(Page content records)
Start of Block

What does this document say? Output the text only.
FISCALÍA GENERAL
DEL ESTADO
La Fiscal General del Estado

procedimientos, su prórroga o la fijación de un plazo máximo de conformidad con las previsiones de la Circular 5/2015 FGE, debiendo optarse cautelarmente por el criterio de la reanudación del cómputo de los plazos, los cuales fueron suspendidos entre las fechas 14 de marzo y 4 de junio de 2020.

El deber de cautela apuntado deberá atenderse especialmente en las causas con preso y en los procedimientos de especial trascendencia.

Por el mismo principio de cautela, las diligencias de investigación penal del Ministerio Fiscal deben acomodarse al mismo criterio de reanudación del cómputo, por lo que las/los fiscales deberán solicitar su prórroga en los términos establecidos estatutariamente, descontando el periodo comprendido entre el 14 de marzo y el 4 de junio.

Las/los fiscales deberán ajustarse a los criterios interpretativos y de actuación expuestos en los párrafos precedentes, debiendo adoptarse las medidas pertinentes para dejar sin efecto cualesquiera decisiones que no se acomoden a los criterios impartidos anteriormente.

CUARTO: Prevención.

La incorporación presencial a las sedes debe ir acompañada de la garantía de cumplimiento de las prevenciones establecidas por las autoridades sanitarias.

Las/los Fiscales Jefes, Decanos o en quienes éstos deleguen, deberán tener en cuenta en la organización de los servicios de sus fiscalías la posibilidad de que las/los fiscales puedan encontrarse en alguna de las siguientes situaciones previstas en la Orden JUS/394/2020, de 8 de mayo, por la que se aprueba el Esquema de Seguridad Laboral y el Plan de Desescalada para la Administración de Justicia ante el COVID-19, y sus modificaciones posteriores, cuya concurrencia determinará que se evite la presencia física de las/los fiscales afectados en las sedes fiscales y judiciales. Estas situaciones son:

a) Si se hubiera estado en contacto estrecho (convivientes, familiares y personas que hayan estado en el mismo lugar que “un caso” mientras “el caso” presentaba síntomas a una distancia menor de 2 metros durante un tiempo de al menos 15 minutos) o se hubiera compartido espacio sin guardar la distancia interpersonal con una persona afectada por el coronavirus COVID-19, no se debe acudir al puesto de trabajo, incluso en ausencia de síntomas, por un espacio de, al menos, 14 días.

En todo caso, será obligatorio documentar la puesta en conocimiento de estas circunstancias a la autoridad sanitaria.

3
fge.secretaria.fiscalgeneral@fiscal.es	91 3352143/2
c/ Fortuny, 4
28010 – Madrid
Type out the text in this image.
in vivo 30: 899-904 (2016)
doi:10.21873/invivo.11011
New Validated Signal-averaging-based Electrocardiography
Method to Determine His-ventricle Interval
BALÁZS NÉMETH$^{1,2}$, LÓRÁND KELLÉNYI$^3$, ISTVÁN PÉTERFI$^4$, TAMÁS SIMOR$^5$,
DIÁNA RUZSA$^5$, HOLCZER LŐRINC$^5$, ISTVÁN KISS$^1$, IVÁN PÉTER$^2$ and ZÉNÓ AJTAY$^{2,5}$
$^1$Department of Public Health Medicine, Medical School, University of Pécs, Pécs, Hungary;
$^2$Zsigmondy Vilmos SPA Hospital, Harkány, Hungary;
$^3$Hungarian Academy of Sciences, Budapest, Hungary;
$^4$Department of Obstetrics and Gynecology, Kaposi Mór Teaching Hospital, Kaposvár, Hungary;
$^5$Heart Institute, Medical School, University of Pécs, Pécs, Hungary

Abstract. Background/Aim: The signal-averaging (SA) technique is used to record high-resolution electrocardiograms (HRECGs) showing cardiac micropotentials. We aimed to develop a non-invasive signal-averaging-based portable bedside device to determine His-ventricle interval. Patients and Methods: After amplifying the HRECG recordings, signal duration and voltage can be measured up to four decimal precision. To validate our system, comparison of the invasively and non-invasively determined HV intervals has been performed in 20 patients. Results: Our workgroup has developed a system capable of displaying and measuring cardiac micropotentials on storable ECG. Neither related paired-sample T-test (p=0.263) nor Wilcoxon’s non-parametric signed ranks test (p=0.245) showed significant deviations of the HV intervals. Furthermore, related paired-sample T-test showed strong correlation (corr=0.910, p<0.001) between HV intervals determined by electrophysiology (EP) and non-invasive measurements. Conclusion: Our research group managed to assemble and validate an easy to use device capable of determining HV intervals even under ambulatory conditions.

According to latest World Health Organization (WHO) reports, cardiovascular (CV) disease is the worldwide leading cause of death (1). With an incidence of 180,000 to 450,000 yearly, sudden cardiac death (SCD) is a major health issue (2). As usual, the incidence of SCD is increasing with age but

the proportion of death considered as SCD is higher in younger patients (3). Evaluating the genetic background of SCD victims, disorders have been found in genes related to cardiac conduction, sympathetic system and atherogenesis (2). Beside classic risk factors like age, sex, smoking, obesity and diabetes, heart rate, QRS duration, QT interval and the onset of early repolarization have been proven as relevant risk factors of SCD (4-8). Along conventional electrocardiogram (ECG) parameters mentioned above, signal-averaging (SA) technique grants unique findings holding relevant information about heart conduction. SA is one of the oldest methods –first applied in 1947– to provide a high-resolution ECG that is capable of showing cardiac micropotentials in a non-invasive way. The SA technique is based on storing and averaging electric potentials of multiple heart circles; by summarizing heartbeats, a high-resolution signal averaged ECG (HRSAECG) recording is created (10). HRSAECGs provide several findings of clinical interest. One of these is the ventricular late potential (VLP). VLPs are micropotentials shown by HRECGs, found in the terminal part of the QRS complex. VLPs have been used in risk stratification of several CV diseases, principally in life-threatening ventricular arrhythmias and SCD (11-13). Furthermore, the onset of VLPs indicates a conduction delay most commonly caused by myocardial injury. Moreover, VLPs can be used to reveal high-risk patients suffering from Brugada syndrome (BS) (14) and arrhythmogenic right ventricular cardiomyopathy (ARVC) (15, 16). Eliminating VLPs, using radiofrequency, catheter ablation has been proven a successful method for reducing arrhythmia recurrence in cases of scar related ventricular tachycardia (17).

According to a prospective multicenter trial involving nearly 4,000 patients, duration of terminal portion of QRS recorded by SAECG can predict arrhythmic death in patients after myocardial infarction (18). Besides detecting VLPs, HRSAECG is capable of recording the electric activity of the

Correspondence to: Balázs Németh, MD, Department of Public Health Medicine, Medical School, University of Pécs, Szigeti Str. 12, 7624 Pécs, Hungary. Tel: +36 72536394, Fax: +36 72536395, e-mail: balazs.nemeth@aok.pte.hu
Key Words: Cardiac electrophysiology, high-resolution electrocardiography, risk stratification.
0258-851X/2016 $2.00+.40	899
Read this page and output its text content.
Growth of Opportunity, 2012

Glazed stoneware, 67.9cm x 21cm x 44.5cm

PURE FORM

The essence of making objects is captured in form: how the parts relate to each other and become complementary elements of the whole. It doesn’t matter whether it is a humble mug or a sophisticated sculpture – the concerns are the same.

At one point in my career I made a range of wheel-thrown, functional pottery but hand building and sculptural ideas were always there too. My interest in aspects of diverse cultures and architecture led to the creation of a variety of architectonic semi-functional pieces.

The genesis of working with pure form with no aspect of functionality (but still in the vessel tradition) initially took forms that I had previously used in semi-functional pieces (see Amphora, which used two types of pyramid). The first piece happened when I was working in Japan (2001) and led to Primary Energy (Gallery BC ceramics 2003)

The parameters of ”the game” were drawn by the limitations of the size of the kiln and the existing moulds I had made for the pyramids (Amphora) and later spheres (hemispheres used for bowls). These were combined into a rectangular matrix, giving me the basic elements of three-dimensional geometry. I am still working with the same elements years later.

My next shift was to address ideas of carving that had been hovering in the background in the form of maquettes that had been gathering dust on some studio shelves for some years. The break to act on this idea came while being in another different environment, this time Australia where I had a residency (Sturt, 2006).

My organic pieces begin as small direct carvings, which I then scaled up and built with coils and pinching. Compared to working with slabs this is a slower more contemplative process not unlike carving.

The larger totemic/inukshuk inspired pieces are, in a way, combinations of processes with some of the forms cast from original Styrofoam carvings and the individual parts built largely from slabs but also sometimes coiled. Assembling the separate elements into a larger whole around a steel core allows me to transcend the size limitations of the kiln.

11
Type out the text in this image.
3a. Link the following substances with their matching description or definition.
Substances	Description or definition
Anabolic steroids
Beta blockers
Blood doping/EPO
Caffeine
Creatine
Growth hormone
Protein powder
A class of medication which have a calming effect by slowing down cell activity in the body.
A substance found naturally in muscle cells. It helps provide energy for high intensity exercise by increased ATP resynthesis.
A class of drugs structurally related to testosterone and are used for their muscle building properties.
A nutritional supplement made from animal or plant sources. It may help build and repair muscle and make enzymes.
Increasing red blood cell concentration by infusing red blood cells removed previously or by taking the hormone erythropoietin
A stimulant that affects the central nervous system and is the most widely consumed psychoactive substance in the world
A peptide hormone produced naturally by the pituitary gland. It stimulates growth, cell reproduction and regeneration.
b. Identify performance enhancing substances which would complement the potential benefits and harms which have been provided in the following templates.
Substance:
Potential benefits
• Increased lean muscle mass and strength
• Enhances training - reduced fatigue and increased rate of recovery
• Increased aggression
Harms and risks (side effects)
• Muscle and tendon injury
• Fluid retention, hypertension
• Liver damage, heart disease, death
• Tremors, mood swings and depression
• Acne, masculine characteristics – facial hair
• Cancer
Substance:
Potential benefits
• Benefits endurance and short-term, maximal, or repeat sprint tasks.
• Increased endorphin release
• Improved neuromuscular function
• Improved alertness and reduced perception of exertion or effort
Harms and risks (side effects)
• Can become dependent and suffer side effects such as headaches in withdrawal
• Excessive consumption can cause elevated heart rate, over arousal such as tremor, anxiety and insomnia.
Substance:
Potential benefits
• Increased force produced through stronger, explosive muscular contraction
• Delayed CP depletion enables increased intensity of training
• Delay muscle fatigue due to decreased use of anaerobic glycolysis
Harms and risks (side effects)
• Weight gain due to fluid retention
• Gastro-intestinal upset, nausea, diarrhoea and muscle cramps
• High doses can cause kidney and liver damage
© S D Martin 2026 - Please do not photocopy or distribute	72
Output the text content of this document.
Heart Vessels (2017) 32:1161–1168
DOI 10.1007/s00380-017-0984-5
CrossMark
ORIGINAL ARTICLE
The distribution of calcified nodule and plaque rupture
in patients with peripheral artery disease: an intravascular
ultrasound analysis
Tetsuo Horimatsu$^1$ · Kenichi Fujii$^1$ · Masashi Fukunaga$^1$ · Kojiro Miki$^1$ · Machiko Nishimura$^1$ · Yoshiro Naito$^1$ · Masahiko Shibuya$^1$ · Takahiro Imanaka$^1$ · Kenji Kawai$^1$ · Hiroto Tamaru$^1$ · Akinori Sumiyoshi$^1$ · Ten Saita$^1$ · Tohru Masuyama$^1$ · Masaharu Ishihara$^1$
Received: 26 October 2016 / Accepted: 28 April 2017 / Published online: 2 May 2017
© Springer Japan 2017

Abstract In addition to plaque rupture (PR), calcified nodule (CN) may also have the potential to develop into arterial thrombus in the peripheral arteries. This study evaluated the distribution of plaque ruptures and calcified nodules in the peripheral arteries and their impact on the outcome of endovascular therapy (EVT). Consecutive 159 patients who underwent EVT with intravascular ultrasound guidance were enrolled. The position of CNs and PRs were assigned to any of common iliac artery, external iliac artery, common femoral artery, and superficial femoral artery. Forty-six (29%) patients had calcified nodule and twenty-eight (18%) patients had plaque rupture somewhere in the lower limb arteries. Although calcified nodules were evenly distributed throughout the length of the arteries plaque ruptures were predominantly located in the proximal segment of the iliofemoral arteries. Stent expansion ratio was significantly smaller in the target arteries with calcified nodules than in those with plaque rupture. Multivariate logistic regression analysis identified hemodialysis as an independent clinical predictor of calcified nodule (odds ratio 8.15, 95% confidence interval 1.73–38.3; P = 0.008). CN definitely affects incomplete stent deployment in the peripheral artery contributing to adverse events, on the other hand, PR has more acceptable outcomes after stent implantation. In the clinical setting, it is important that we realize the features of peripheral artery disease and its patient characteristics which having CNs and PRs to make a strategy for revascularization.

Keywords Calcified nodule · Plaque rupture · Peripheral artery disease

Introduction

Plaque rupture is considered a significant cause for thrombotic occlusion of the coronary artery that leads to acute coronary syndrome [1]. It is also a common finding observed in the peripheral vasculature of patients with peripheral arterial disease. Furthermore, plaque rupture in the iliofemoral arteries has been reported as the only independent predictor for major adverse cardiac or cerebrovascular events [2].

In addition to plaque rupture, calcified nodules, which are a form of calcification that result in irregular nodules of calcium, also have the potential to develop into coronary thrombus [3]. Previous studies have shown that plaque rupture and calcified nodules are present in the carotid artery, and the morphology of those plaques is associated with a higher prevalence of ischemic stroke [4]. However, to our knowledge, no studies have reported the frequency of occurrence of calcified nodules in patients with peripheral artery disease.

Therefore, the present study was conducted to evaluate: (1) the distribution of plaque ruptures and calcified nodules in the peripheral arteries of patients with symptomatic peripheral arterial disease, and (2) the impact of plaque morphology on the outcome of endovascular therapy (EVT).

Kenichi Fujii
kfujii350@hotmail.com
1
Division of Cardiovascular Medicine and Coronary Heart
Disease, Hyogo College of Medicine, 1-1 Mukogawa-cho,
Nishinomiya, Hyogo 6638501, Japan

End of Block

**Task directions**
Each line above that has the word "Hyogo" must be copied.

**Task response**
Disease, Hyogo College of Medicine, 1-1 Mukogawa-cho,
Nishinomiya, Hyogo 6638501, Japan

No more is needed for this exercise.